--- Objective ---
Leave out the pictures and copy everything else below exactly.
****************************************
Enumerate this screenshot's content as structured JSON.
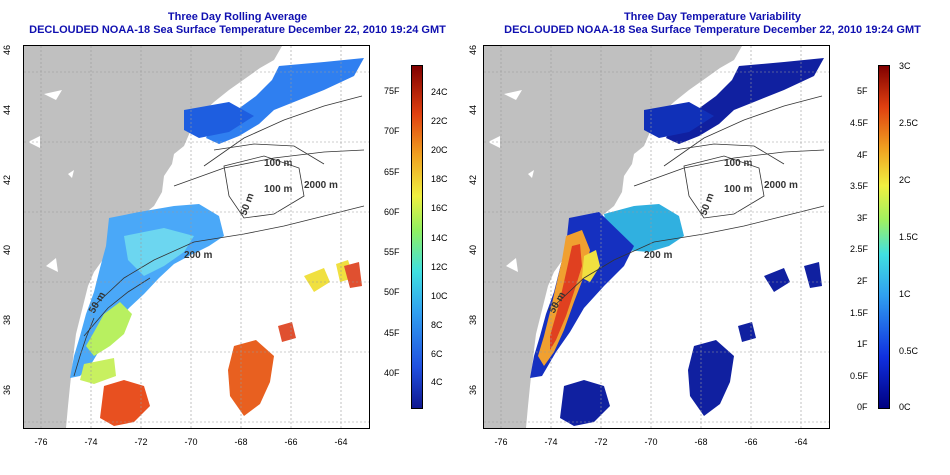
{
  "left": {
    "title_line1": "Three Day Rolling Average",
    "title_line2": "DECLOUDED NOAA-18 Sea Surface Temperature December 22, 2010 19:24 GMT",
    "colorbar": {
      "fahrenheit": [
        "75F",
        "70F",
        "65F",
        "60F",
        "55F",
        "50F",
        "45F",
        "40F"
      ],
      "celsius": [
        "24C",
        "22C",
        "20C",
        "18C",
        "16C",
        "14C",
        "12C",
        "10C",
        "8C",
        "6C",
        "4C"
      ]
    },
    "contours": [
      "100 m",
      "2000 m",
      "100 m",
      "50 m",
      "200 m",
      "50 m"
    ]
  },
  "right": {
    "title_line1": "Three Day Temperature Variability",
    "title_line2": "DECLOUDED NOAA-18 Sea Surface Temperature December 22, 2010 19:24 GMT",
    "colorbar": {
      "fahrenheit": [
        "5F",
        "4.5F",
        "4F",
        "3.5F",
        "3F",
        "2.5F",
        "2F",
        "1.5F",
        "1F",
        "0.5F",
        "0F"
      ],
      "celsius": [
        "3C",
        "2.5C",
        "2C",
        "1.5C",
        "1C",
        "0.5C",
        "0C"
      ]
    },
    "contours": [
      "100 m",
      "2000 m",
      "100 m",
      "50 m",
      "200 m",
      "50 m"
    ]
  },
  "axes": {
    "lat_ticks": [
      "36",
      "38",
      "40",
      "42",
      "44",
      "46"
    ],
    "lon_ticks": [
      "-76",
      "-74",
      "-72",
      "-70",
      "-68",
      "-66",
      "-64"
    ]
  },
  "colors": {
    "title": "#1010b0",
    "land": "#c0c0c0",
    "ocean_nodata": "#ffffff"
  }
}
****************************************
--- Written answer ---
Enumerate this screenshot's content as structured JSON.
{
  "left": {
    "title_line1": "Three Day Rolling Average",
    "title_line2": "DECLOUDED NOAA-18 Sea Surface Temperature December 22, 2010 19:24 GMT",
    "colorbar": {
      "fahrenheit": [
        "75F",
        "70F",
        "65F",
        "60F",
        "55F",
        "50F",
        "45F",
        "40F"
      ],
      "celsius": [
        "24C",
        "22C",
        "20C",
        "18C",
        "16C",
        "14C",
        "12C",
        "10C",
        "8C",
        "6C",
        "4C"
      ]
    },
    "contours": [
      "100 m",
      "2000 m",
      "100 m",
      "50 m",
      "200 m",
      "50 m"
    ]
  },
  "right": {
    "title_line1": "Three Day Temperature Variability",
    "title_line2": "DECLOUDED NOAA-18 Sea Surface Temperature December 22, 2010 19:24 GMT",
    "colorbar": {
      "fahrenheit": [
        "5F",
        "4.5F",
        "4F",
        "3.5F",
        "3F",
        "2.5F",
        "2F",
        "1.5F",
        "1F",
        "0.5F",
        "0F"
      ],
      "celsius": [
        "3C",
        "2.5C",
        "2C",
        "1.5C",
        "1C",
        "0.5C",
        "0C"
      ]
    },
    "contours": [
      "100 m",
      "2000 m",
      "100 m",
      "50 m",
      "200 m",
      "50 m"
    ]
  },
  "axes": {
    "lat_ticks": [
      "36",
      "38",
      "40",
      "42",
      "44",
      "46"
    ],
    "lon_ticks": [
      "-76",
      "-74",
      "-72",
      "-70",
      "-68",
      "-66",
      "-64"
    ]
  },
  "colors": {
    "title": "#1010b0",
    "land": "#c0c0c0",
    "ocean_nodata": "#ffffff"
  }
}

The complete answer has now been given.